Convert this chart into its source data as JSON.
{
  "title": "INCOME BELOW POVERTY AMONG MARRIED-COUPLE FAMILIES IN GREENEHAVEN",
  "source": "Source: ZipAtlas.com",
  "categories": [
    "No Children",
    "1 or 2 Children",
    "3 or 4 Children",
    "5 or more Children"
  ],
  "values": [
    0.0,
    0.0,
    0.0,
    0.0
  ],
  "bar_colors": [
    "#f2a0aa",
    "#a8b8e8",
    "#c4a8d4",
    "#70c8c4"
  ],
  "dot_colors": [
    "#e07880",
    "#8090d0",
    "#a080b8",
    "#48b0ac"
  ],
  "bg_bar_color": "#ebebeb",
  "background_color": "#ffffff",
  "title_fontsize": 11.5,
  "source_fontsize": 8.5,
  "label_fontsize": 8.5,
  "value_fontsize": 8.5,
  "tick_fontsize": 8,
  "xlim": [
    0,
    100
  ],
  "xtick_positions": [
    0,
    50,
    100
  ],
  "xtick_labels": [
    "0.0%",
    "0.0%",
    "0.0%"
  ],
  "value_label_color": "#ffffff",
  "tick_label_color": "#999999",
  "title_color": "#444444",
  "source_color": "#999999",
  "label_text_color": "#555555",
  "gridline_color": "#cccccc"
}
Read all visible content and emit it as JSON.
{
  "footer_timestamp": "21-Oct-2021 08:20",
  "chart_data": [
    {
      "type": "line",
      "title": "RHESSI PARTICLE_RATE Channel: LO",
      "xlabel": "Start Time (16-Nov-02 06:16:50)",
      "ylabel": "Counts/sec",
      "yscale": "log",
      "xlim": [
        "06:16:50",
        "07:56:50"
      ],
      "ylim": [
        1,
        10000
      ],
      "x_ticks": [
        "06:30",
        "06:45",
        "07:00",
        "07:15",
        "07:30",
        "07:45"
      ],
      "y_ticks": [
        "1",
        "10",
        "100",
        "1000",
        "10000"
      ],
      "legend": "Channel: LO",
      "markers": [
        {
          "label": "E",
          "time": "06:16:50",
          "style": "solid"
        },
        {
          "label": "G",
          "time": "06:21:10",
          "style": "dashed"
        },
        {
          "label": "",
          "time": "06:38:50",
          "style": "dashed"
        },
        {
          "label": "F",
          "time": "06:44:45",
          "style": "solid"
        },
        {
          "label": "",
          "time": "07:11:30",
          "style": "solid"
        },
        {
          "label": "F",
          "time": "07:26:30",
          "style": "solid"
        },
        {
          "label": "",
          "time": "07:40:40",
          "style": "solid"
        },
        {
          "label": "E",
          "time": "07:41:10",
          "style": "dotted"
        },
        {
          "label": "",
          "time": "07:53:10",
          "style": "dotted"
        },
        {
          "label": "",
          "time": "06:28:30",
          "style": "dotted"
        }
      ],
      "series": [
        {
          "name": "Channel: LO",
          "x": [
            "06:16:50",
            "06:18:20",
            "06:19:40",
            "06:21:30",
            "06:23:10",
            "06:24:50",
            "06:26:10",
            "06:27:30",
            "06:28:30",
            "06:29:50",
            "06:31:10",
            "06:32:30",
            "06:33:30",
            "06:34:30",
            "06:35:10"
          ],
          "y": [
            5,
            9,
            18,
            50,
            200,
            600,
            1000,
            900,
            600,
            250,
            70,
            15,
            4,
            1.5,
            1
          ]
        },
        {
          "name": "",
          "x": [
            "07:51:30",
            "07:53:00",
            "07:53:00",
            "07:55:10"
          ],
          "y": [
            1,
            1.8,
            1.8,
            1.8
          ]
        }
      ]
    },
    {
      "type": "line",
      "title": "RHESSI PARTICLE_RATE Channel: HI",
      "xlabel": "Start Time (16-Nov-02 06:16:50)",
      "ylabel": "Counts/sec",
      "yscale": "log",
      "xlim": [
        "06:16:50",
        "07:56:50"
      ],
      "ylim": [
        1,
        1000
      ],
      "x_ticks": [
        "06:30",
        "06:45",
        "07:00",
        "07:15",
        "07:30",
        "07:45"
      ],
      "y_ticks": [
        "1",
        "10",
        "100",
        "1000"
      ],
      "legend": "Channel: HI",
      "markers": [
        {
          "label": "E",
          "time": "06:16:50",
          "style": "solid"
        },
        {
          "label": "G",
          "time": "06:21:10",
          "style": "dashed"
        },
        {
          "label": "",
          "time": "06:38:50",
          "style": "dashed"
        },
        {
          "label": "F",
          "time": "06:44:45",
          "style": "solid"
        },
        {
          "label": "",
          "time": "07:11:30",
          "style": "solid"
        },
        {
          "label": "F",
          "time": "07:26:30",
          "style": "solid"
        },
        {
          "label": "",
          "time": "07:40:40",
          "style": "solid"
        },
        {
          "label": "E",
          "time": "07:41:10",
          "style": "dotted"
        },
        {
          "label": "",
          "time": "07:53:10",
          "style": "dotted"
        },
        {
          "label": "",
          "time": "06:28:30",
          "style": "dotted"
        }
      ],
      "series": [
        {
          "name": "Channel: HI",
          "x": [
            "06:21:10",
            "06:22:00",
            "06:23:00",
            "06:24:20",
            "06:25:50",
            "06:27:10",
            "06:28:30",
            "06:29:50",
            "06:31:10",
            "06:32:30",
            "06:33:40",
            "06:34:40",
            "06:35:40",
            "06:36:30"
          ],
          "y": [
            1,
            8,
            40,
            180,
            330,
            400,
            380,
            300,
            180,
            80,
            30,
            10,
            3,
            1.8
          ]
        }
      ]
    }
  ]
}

══════════

• TASK INSTRUCTIONS:
Repeat the material in full, exactly as it stands.

• OUTPUT FOR THIS EXERCISE:
Convert this chart into its source data as JSON.
{
  "title": "INCOME BELOW POVERTY AMONG MARRIED-COUPLE FAMILIES IN GREENEHAVEN",
  "source": "Source: ZipAtlas.com",
  "categories": [
    "No Children",
    "1 or 2 Children",
    "3 or 4 Children",
    "5 or more Children"
  ],
  "values": [
    0.0,
    0.0,
    0.0,
    0.0
  ],
  "bar_colors": [
    "#f2a0aa",
    "#a8b8e8",
    "#c4a8d4",
    "#70c8c4"
  ],
  "dot_colors": [
    "#e07880",
    "#8090d0",
    "#a080b8",
    "#48b0ac"
  ],
  "bg_bar_color": "#ebebeb",
  "background_color": "#ffffff",
  "title_fontsize": 11.5,
  "source_fontsize": 8.5,
  "label_fontsize": 8.5,
  "value_fontsize": 8.5,
  "tick_fontsize": 8,
  "xlim": [
    0,
    100
  ],
  "xtick_positions": [
    0,
    50,
    100
  ],
  "xtick_labels": [
    "0.0%",
    "0.0%",
    "0.0%"
  ],
  "value_label_color": "#ffffff",
  "tick_label_color": "#999999",
  "title_color": "#444444",
  "source_color": "#999999",
  "label_text_color": "#555555",
  "gridline_color": "#cccccc"
}
Read all visible content and emit it as JSON.
{
  "footer_timestamp": "21-Oct-2021 08:20",
  "chart_data": [
    {
      "type": "line",
      "title": "RHESSI PARTICLE_RATE Channel: LO",
      "xlabel": "Start Time (16-Nov-02 06:16:50)",
      "ylabel": "Counts/sec",
      "yscale": "log",
      "xlim": [
        "06:16:50",
        "07:56:50"
      ],
      "ylim": [
        1,
        10000
      ],
      "x_ticks": [
        "06:30",
        "06:45",
        "07:00",
        "07:15",
        "07:30",
        "07:45"
      ],
      "y_ticks": [
        "1",
        "10",
        "100",
        "1000",
        "10000"
      ],
      "legend": "Channel: LO",
      "markers": [
        {
          "label": "E",
          "time": "06:16:50",
          "style": "solid"
        },
        {
          "label": "G",
          "time": "06:21:10",
          "style": "dashed"
        },
        {
          "label": "",
          "time": "06:38:50",
          "style": "dashed"
        },
        {
          "label": "F",
          "time": "06:44:45",
          "style": "solid"
        },
        {
          "label": "",
          "time": "07:11:30",
          "style": "solid"
        },
        {
          "label": "F",
          "time": "07:26:30",
          "style": "solid"
        },
        {
          "label": "",
          "time": "07:40:40",
          "style": "solid"
        },
        {
          "label": "E",
          "time": "07:41:10",
          "style": "dotted"
        },
        {
          "label": "",
          "time": "07:53:10",
          "style": "dotted"
        },
        {
          "label": "",
          "time": "06:28:30",
          "style": "dotted"
        }
      ],
      "series": [
        {
          "name": "Channel: LO",
          "x": [
            "06:16:50",
            "06:18:20",
            "06:19:40",
            "06:21:30",
            "06:23:10",
            "06:24:50",
            "06:26:10",
            "06:27:30",
            "06:28:30",
            "06:29:50",
            "06:31:10",
            "06:32:30",
            "06:33:30",
            "06:34:30",
            "06:35:10"
          ],
          "y": [
            5,
            9,
            18,
            50,
            200,
            600,
            1000,
            900,
            600,
            250,
            70,
            15,
            4,
            1.5,
            1
          ]
        },
        {
          "name": "",
          "x": [
            "07:51:30",
            "07:53:00",
            "07:53:00",
            "07:55:10"
          ],
          "y": [
            1,
            1.8,
            1.8,
            1.8
          ]
        }
      ]
    },
    {
      "type": "line",
      "title": "RHESSI PARTICLE_RATE Channel: HI",
      "xlabel": "Start Time (16-Nov-02 06:16:50)",
      "ylabel": "Counts/sec",
      "yscale": "log",
      "xlim": [
        "06:16:50",
        "07:56:50"
      ],
      "ylim": [
        1,
        1000
      ],
      "x_ticks": [
        "06:30",
        "06:45",
        "07:00",
        "07:15",
        "07:30",
        "07:45"
      ],
      "y_ticks": [
        "1",
        "10",
        "100",
        "1000"
      ],
      "legend": "Channel: HI",
      "markers": [
        {
          "label": "E",
          "time": "06:16:50",
          "style": "solid"
        },
        {
          "label": "G",
          "time": "06:21:10",
          "style": "dashed"
        },
        {
          "label": "",
          "time": "06:38:50",
          "style": "dashed"
        },
        {
          "label": "F",
          "time": "06:44:45",
          "style": "solid"
        },
        {
          "label": "",
          "time": "07:11:30",
          "style": "solid"
        },
        {
          "label": "F",
          "time": "07:26:30",
          "style": "solid"
        },
        {
          "label": "",
          "time": "07:40:40",
          "style": "solid"
        },
        {
          "label": "E",
          "time": "07:41:10",
          "style": "dotted"
        },
        {
          "label": "",
          "time": "07:53:10",
          "style": "dotted"
        },
        {
          "label": "",
          "time": "06:28:30",
          "style": "dotted"
        }
      ],
      "series": [
        {
          "name": "Channel: HI",
          "x": [
            "06:21:10",
            "06:22:00",
            "06:23:00",
            "06:24:20",
            "06:25:50",
            "06:27:10",
            "06:28:30",
            "06:29:50",
            "06:31:10",
            "06:32:30",
            "06:33:40",
            "06:34:40",
            "06:35:40",
            "06:36:30"
          ],
          "y": [
            1,
            8,
            40,
            180,
            330,
            400,
            380,
            300,
            180,
            80,
            30,
            10,
            3,
            1.8
          ]
        }
      ]
    }
  ]
}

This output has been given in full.